Given task
List each line of the data that holds the string "this".

Records for the exercise
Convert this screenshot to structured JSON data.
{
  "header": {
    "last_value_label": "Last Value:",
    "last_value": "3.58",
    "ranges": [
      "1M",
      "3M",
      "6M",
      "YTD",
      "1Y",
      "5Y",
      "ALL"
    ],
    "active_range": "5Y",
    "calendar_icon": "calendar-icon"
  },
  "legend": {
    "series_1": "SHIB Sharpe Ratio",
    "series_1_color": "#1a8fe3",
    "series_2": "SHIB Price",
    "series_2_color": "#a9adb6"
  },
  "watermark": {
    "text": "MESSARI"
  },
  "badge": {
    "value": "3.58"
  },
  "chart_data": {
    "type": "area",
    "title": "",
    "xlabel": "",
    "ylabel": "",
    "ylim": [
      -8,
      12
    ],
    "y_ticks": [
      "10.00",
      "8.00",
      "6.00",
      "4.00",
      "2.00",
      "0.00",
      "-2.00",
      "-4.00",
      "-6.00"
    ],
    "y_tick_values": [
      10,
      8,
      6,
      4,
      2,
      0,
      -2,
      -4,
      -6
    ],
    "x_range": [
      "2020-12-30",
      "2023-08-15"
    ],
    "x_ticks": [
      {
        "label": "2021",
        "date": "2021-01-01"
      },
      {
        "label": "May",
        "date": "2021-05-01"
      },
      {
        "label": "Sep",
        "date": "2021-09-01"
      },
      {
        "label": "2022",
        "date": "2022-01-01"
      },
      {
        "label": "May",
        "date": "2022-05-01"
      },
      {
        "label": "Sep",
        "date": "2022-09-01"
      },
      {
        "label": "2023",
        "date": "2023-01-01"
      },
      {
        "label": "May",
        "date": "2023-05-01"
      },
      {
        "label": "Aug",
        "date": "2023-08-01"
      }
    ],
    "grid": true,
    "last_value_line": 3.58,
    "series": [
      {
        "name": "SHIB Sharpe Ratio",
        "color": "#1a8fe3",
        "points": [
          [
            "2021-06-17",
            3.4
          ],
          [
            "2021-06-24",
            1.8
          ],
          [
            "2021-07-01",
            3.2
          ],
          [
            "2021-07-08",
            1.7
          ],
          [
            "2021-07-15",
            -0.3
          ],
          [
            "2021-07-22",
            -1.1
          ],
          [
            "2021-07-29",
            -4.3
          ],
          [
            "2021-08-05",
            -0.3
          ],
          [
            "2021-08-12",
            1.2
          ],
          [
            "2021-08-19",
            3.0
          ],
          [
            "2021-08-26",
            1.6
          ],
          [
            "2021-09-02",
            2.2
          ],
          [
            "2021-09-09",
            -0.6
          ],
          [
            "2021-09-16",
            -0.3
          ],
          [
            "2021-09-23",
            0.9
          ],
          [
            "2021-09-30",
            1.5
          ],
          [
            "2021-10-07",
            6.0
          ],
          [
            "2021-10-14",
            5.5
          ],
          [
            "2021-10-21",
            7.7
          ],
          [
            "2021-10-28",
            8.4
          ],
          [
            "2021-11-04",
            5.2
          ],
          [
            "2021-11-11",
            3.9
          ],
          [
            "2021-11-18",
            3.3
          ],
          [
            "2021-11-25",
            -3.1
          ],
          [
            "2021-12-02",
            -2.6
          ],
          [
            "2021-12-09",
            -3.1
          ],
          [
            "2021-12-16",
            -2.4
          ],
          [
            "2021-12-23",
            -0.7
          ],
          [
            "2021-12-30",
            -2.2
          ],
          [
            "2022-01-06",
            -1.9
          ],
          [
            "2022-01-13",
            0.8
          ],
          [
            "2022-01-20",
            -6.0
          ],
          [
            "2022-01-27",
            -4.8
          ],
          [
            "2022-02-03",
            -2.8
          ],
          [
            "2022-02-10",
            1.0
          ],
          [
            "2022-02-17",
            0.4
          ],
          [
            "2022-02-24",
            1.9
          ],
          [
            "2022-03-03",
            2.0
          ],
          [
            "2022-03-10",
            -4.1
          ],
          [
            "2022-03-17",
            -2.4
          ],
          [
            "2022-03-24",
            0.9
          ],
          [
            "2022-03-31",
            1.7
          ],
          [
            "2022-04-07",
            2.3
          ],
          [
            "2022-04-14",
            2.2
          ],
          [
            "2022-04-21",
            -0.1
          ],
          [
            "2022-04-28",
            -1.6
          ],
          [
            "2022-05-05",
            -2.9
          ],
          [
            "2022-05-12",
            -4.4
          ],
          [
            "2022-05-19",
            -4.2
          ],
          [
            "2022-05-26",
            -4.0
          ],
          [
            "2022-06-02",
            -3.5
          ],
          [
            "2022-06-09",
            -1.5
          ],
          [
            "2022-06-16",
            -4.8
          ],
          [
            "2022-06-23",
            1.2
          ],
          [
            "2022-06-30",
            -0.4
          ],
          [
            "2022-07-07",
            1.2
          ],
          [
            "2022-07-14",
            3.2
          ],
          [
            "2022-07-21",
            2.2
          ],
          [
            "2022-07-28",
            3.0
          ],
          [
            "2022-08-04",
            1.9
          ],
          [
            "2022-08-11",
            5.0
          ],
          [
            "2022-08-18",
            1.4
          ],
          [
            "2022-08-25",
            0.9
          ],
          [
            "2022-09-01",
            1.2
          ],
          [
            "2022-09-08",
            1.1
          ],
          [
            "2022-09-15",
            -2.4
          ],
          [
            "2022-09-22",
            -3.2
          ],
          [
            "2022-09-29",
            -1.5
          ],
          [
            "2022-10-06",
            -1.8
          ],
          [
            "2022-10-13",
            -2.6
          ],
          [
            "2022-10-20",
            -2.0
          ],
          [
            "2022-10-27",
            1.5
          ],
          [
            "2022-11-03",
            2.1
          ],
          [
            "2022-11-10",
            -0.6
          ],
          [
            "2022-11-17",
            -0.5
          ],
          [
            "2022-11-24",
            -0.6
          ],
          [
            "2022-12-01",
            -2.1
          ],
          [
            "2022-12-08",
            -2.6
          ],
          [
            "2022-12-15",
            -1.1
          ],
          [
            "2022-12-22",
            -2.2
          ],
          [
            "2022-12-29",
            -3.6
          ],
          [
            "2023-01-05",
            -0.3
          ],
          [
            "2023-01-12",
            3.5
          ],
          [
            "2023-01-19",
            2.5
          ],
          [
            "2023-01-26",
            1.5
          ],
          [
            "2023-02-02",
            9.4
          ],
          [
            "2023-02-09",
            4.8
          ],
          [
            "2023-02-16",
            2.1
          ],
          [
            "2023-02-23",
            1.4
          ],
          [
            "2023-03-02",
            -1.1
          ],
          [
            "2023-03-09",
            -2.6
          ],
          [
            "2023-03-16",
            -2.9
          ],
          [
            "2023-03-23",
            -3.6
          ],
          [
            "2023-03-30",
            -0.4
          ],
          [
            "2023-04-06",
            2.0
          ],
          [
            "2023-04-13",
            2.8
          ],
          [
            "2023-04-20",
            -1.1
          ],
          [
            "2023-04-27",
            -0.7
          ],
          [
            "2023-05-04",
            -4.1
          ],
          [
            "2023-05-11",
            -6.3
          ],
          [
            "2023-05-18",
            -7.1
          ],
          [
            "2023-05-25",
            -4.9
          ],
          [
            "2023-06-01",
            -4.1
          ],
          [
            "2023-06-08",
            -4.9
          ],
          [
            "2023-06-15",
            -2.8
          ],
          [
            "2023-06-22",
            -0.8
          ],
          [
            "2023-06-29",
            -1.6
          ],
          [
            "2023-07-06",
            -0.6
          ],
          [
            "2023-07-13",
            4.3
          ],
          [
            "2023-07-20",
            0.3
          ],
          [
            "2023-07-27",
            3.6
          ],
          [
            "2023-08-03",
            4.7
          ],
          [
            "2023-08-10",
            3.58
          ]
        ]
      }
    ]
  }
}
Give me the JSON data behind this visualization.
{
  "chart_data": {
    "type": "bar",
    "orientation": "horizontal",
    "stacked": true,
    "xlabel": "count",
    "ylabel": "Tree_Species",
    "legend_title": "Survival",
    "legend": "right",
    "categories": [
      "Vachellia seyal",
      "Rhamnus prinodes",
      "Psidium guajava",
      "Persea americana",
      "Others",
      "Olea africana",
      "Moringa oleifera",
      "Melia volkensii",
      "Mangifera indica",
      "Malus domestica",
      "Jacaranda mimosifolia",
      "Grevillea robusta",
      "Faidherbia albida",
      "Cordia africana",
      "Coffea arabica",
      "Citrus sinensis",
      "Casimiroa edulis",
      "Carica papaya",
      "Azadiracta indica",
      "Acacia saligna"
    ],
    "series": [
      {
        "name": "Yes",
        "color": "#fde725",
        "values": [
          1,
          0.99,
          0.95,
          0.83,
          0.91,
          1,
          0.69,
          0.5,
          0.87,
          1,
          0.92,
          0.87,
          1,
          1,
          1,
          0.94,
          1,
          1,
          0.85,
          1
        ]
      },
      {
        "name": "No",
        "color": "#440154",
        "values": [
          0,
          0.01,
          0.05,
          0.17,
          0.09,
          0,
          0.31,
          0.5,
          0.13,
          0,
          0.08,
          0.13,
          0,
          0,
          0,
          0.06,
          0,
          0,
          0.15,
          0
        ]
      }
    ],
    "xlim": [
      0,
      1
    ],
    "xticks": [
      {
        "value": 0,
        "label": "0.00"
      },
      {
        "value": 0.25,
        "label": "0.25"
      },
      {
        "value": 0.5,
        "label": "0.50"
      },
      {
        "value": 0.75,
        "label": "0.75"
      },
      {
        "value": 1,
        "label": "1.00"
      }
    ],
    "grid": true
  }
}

Exercise solution
Convert this screenshot to structured JSON data.
Give me the JSON data behind this visualization.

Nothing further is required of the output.